Requests:
1) According to the passage on Stalin's revolutionary years, why was he never very effective as a speaker?
2) From the passage on Stalin's revolutionary years, return the words starting with "The years 1907-1913" and going on through "loyal Bolshevik colleagues.".

Text extract:

## START

The years 1907-1913 were pick-and-shovel years for Joseph Stalin. No one could accuse him of being merely an "intellectual Communist" as they sometimes described Lenin. Stalin learned every trick of propaganda, pressure politics, mass communications, strike techniques and labor agitation. Some of his most significant experiences occurred in the highly active industrial district at Baku. There he was assigned to organize tens of thousands of oil well and refinery workers. To do this he set up a triple-system of legal, semi-legal, and totally illegal organizations. He imposed his leadership so completely on the workers in this large industrial center that he was able to organize a powerful industrial soviet (workers' council) dominated from top to bottom by his own loyal Bolshevik colleagues.

 

Stalin was never very effective as a speaker because of his strong Georgian accent, but between 1907 and 1913, he became proficient as a revolutionary writer. For awhile he edited a Socialist newspaper in Tiflis called
Dio
(Time) in which he aroused astonishment even among Bolsheviks because of his bitterness in attacking the Mensheviks. In 1910 he went to St. Petersburg (now Leningrad) and wrote for the Social Democrat, the
Zvezda
(Star), and later for
Pravda
(Truth). It was in these periodicals that Joseph Djugashvili first became known by his pen name, "Man of Steel," or Stalin.

## END

(Entries from a dataset)

## START

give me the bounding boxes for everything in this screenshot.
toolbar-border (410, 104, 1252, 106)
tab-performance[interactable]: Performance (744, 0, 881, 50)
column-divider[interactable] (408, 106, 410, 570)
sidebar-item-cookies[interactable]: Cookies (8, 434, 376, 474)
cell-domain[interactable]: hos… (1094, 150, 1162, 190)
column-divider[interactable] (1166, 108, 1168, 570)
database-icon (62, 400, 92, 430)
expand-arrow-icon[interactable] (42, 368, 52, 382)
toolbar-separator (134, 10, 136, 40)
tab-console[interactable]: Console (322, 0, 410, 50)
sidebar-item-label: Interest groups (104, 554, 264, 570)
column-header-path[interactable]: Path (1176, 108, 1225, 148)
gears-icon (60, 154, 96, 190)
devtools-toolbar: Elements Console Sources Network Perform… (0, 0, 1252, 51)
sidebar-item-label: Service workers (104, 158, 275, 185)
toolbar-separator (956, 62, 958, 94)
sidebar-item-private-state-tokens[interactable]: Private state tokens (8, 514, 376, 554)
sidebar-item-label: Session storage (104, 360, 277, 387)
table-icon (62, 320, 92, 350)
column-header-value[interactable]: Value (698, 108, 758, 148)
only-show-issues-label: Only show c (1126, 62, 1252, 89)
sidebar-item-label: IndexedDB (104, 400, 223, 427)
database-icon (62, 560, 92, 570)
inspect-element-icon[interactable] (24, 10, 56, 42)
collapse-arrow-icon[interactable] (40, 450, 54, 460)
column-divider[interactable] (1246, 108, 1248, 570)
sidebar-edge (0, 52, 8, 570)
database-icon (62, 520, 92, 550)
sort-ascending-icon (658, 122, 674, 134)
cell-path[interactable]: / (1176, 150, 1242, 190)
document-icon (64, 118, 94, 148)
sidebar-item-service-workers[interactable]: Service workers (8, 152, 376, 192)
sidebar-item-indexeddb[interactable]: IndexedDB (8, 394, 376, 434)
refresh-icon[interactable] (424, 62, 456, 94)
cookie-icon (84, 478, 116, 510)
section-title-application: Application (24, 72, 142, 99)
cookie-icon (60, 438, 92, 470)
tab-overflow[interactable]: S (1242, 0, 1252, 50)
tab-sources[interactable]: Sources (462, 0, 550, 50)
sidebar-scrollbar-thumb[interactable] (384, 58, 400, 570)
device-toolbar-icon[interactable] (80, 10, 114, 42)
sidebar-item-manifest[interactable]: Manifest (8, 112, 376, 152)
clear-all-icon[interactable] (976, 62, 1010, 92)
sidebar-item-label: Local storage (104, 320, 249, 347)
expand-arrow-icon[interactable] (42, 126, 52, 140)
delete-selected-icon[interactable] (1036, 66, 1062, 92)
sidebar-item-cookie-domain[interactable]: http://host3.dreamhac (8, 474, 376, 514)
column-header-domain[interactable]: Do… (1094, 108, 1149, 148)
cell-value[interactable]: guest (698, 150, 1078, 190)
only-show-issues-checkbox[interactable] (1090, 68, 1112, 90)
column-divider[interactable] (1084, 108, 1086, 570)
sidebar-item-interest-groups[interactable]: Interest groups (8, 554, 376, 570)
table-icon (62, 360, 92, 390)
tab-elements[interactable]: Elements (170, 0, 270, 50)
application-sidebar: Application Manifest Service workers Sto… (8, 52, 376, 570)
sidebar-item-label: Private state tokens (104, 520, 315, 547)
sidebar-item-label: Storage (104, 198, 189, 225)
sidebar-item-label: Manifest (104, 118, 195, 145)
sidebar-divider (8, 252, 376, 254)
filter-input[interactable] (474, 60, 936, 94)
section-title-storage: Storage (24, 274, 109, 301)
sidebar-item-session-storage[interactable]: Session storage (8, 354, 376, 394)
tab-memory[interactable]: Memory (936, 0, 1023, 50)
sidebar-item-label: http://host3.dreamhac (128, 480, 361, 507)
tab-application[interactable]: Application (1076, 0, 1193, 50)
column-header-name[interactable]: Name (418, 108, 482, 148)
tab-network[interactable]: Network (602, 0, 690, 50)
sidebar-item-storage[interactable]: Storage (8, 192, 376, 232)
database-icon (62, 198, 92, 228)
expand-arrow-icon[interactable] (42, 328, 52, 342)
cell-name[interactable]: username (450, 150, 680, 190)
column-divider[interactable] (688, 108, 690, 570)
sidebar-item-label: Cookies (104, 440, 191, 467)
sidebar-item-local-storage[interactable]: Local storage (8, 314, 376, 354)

## END

Outputs by task:
1) He had a strong Georgian accent.

2)
The years 1907-1913 were pick-and-shovel years for Joseph Stalin. No one could accuse him of being merely an "intellectual Communist" as they sometimes described Lenin. Stalin learned every trick of propaganda, pressure politics, mass communications, strike techniques and labor agitation. Some of his most significant experiences occurred in the highly active industrial district at Baku. There he was assigned to organize tens of thousands of oil well and refinery workers. To do this he set up a triple-system of legal, semi-legal, and totally illegal organizations. He imposed his leadership so completely on the workers in this large industrial center that he was able to organize a powerful industrial soviet (workers' council) dominated from top to bottom by his own loyal Bolshevik colleagues.